Testo:
----------------------------------------

Natalia Paragoni e il dramma dell’aborto: “Il feto non dava segni di vita, dopo 20 minuti ero in sala operatoria”

Dietro i sorrisi per l’annuncio di una nuova vita che arriva, si nascondeva un segreto doloroso che Natalia Paragoni ha tenuto per sé fino ad oggi. L’ex volto di Uomini e Donne, ora in attesa del secondo figlio insieme ad Andrea Zelletta, ha deciso di affidare a un lungo e commovente video su TikTok il racconto del dramma vissuto nel 2025: un aborto spontaneo.
“Ero incinta di tre mesi, poi l'emorragia”

----------------------------------------

Voci del dataset

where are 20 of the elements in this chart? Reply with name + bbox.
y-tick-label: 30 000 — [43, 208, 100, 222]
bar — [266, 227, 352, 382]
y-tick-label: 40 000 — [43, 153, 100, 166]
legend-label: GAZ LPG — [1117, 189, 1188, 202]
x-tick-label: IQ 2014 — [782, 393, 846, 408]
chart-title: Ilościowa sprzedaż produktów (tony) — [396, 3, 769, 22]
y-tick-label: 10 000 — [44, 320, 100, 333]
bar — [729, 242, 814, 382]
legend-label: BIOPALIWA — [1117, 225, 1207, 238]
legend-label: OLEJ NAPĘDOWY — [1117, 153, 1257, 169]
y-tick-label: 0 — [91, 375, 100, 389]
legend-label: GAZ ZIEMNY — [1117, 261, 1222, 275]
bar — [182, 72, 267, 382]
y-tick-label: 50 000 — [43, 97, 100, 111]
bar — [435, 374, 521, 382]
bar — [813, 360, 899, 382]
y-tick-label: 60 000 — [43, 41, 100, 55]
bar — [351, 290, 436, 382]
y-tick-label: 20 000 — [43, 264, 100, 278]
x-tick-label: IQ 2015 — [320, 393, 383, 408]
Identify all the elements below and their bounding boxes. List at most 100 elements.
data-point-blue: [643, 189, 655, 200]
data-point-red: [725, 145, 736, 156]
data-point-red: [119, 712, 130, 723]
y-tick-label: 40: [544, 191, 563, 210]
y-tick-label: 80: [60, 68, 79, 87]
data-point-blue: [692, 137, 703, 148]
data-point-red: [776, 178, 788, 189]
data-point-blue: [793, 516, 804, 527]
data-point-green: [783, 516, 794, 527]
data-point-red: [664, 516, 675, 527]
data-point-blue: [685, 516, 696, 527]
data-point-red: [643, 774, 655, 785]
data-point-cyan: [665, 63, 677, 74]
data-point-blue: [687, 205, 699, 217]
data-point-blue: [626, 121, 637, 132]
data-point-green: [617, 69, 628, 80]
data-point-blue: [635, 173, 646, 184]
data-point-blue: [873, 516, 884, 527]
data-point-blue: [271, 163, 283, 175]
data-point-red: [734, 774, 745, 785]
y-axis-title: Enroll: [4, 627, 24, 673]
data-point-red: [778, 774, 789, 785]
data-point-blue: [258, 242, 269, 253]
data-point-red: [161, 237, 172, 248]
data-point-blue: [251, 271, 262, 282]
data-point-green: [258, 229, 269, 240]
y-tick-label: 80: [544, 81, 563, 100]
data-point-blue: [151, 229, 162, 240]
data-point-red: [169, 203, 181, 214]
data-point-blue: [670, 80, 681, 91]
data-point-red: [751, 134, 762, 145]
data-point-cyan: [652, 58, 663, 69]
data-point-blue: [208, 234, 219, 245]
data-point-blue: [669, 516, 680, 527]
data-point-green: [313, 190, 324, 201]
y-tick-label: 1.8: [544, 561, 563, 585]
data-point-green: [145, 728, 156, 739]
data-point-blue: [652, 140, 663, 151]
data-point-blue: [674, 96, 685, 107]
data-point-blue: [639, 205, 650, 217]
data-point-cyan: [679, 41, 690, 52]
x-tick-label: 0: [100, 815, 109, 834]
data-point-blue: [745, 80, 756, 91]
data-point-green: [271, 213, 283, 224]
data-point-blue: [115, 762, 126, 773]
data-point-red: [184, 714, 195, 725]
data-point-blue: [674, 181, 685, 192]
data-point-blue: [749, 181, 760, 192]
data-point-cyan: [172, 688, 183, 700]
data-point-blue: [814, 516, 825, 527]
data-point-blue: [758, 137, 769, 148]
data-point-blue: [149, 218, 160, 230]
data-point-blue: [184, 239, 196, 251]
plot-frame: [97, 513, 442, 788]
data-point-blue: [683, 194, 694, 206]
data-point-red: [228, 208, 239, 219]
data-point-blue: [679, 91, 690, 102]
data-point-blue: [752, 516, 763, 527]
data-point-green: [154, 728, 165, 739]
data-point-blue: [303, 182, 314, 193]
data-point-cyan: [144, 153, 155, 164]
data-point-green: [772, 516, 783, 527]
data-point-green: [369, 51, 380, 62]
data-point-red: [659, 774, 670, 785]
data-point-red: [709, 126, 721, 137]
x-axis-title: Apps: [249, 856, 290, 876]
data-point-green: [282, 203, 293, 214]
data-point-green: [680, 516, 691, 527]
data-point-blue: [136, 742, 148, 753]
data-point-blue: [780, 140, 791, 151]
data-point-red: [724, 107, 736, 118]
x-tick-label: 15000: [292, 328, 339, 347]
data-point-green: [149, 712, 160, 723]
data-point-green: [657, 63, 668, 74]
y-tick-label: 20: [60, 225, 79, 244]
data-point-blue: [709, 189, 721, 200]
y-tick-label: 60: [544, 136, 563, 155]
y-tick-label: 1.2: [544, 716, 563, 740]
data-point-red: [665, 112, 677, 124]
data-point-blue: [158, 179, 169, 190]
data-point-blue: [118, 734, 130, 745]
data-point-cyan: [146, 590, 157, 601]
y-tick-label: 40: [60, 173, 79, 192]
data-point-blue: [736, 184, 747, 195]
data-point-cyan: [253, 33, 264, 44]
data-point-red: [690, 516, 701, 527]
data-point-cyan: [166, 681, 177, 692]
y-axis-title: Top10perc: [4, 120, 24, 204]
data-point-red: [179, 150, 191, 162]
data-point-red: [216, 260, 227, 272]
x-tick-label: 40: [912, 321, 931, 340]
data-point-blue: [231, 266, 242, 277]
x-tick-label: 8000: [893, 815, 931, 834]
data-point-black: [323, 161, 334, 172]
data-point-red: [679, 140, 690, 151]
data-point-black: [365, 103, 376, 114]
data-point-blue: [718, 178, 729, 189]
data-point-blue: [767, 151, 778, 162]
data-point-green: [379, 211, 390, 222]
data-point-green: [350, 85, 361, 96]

----------------------------------------

Cosa fare: Copia parola per parola tutto il testo su Natalia Paragoni, dal titolo all'ultima riga. Per rispondere basta il testo, senza nient'altro.

Risposta attesa:
Natalia Paragoni e il dramma dell’aborto: “Il feto non dava segni di vita, dopo 20 minuti ero in sala operatoria”

Dietro i sorrisi per l’annuncio di una nuova vita che arriva, si nascondeva un segreto doloroso che Natalia Paragoni ha tenuto per sé fino ad oggi. L’ex volto di Uomini e Donne, ora in attesa del secondo figlio insieme ad Andrea Zelletta, ha deciso di affidare a un lungo e commovente video su TikTok il racconto del dramma vissuto nel 2025: un aborto spontaneo.
“Ero incinta di tre mesi, poi l'emorragia”